• [REQUIREMENTS]
Only the number is wanted: tally the lines below that contain the word "right".

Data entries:
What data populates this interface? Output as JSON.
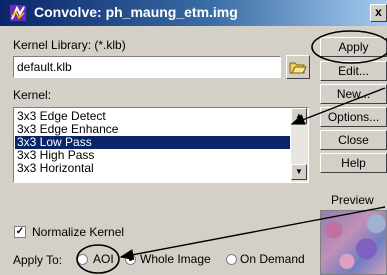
{
  "window": {
    "title": "Convolve: ph_maung_etm.img",
    "close_label": "x"
  },
  "kernel_library": {
    "label": "Kernel Library: (*.klb)",
    "value": "default.klb"
  },
  "kernel": {
    "label": "Kernel:",
    "items": [
      "3x3 Edge Detect",
      "3x3 Edge Enhance",
      "3x3 Low Pass",
      "3x3 High Pass",
      "3x3 Horizontal"
    ],
    "selected_index": 2
  },
  "buttons": {
    "apply": "Apply",
    "edit": "Edit...",
    "new": "New...",
    "options": "Options...",
    "close": "Close",
    "help": "Help"
  },
  "normalize": {
    "label": "Normalize Kernel",
    "checked": true
  },
  "apply_to": {
    "label": "Apply To:",
    "options": [
      "AOI",
      "Whole Image",
      "On Demand"
    ],
    "selected": "Whole Image"
  },
  "preview": {
    "label": "Preview"
  },
  "colors": {
    "title_start": "#0a246a",
    "annotation": "#000000",
    "selection": "#0a246a"
  }
}
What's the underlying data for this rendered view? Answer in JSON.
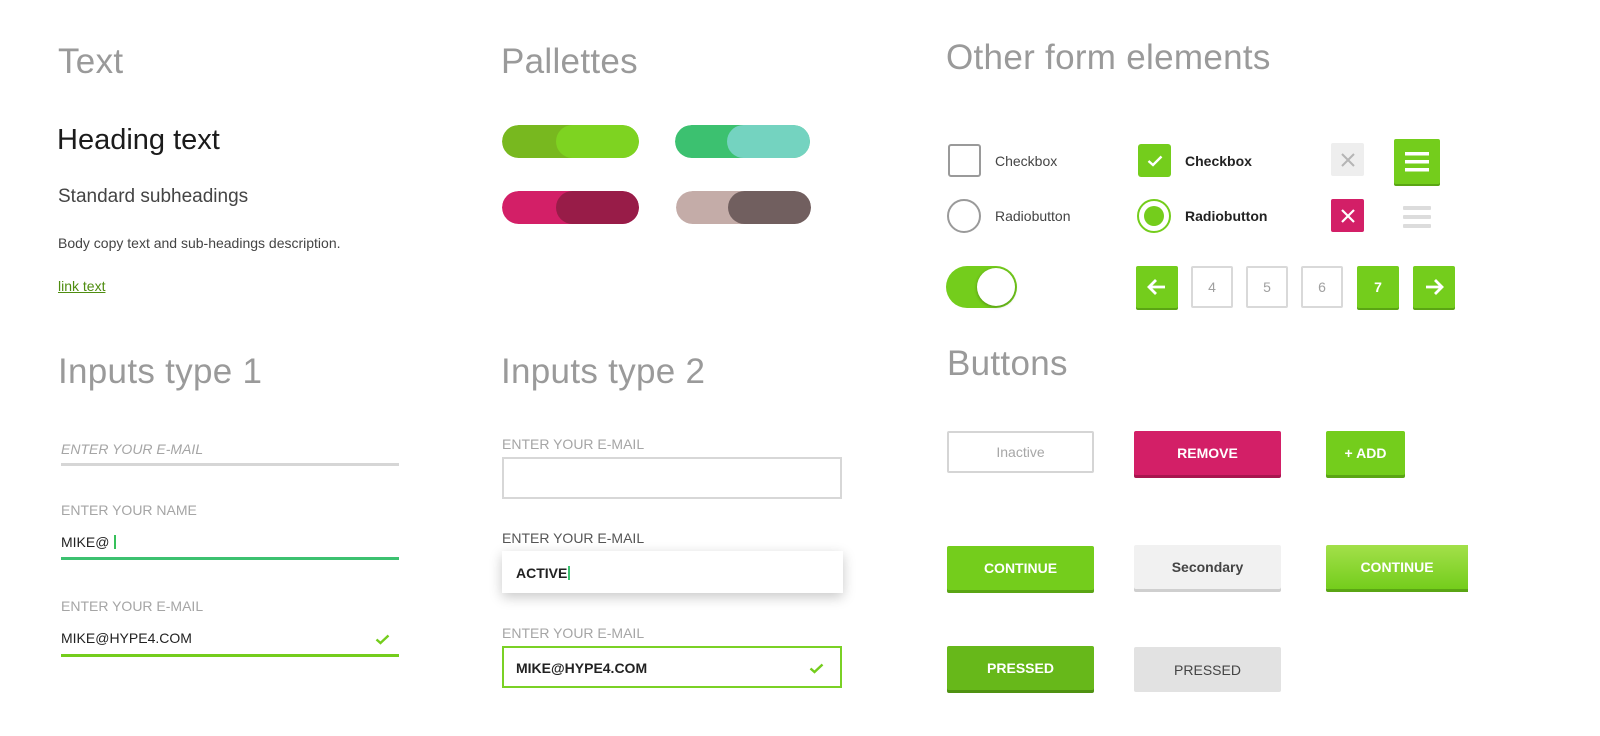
{
  "colors": {
    "green": "#74cd1c",
    "green_light": "#7ed321",
    "green_dark": "#6db81f",
    "teal": "#3cc170",
    "teal_light": "#74d3c0",
    "magenta": "#d31f67",
    "plum": "#981c48",
    "taupe": "#c4aca8",
    "taupe_dark": "#715f5f",
    "title_grey": "#9a9a9a"
  },
  "text_section": {
    "title": "Text",
    "heading": "Heading text",
    "subheading": "Standard subheadings",
    "body": "Body copy text and sub-headings description.",
    "link": "link text"
  },
  "palettes": {
    "title": "Pallettes",
    "swatches": [
      {
        "name": "green",
        "left": "#78b81f",
        "right": "#7ed321"
      },
      {
        "name": "teal",
        "left": "#3cc170",
        "right": "#74d3c0"
      },
      {
        "name": "magenta",
        "left": "#d31f67",
        "right": "#981c48"
      },
      {
        "name": "taupe",
        "left": "#c4aca8",
        "right": "#715f5f"
      }
    ]
  },
  "other_form": {
    "title": "Other form elements",
    "checkbox_label": "Checkbox",
    "checkbox_checked_label": "Checkbox",
    "radio_label": "Radiobutton",
    "radio_checked_label": "Radiobutton",
    "toggle_on": true,
    "pagination": {
      "pages": [
        "4",
        "5",
        "6",
        "7"
      ],
      "current": "7"
    }
  },
  "inputs1": {
    "title": "Inputs type 1",
    "field1": {
      "placeholder": "ENTER YOUR E-MAIL"
    },
    "field2": {
      "label": "ENTER YOUR NAME",
      "value": "MIKE@"
    },
    "field3": {
      "label": "ENTER YOUR E-MAIL",
      "value": "MIKE@HYPE4.COM"
    }
  },
  "inputs2": {
    "title": "Inputs type 2",
    "field1": {
      "label": "ENTER YOUR E-MAIL"
    },
    "field2": {
      "label": "ENTER YOUR E-MAIL",
      "value": "ACTIVE"
    },
    "field3": {
      "label": "ENTER YOUR E-MAIL",
      "value": "MIKE@HYPE4.COM"
    }
  },
  "buttons": {
    "title": "Buttons",
    "inactive": "Inactive",
    "remove": "REMOVE",
    "add": "+ ADD",
    "continue": "CONTINUE",
    "secondary": "Secondary",
    "continue_gradient": "CONTINUE",
    "pressed_primary": "PRESSED",
    "pressed_secondary": "PRESSED"
  }
}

• [COMPLETED TASK]
4